PROBLEM DETAILS —
Could you transcribe the lines word for word, starting at the first one and ending at the line that contains "button[interactable]: Devices <box>30", with both ends included?

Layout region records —
==============================
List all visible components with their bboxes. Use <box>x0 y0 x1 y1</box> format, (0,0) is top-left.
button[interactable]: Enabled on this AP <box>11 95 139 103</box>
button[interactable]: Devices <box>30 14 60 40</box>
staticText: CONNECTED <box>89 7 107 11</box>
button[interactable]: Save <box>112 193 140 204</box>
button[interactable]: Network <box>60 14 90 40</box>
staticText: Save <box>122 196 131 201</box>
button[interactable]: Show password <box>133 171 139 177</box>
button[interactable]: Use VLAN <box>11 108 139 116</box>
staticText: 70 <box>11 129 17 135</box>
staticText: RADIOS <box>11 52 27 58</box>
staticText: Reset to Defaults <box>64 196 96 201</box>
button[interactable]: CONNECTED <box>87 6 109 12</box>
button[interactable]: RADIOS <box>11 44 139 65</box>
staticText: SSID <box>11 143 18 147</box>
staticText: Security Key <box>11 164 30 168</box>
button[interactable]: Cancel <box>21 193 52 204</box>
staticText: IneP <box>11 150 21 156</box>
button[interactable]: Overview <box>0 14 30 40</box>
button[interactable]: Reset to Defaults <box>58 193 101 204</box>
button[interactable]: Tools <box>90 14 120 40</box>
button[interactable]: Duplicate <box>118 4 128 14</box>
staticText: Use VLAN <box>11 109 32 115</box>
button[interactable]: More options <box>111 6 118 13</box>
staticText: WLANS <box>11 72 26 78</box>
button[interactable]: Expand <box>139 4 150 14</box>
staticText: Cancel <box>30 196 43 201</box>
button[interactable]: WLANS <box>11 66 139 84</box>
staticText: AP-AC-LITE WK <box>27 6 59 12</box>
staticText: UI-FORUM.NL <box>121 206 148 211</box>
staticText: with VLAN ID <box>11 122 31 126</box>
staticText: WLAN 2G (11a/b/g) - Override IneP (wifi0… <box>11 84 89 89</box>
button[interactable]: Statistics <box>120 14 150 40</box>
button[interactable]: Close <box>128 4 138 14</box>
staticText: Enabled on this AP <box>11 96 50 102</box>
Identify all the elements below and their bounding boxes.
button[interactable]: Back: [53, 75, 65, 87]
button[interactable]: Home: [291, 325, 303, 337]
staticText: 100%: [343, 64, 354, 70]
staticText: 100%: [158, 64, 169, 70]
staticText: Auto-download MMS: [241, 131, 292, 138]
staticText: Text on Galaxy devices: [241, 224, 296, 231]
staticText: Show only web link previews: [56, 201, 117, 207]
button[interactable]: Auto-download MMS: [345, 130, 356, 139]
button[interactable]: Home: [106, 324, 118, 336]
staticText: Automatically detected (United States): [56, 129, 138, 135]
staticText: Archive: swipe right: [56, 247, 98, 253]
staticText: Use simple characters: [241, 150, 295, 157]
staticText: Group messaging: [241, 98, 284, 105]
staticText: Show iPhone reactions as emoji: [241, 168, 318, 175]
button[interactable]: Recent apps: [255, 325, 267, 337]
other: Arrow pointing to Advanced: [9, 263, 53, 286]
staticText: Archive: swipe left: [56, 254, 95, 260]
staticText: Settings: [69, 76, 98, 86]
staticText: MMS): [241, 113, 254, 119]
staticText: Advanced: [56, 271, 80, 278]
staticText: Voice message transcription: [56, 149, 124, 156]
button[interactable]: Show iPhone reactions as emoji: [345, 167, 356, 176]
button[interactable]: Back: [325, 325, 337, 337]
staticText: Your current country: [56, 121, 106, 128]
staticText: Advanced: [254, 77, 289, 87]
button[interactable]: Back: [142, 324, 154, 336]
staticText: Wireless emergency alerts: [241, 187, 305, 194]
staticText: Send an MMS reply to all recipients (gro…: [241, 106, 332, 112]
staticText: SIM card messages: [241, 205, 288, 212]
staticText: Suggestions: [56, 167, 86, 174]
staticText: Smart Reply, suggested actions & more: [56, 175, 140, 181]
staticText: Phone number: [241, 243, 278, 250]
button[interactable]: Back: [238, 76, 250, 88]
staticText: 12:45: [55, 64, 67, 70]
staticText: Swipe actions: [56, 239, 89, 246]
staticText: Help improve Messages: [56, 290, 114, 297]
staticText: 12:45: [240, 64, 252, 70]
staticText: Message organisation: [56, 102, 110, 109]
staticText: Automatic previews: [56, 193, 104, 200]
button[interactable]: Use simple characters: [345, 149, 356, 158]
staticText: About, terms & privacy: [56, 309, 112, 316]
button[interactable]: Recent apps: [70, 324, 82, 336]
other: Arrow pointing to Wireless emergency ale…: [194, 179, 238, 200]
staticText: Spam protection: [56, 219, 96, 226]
==============================
SOLUTION BELOW —
List all visible components with their bboxes. Use <box>x0 y0 x1 y1</box> format, (0,0) is top-left.
button[interactable]: Enabled on this AP <box>11 95 139 103</box>
button[interactable]: Devices <box>30 14 60 40</box>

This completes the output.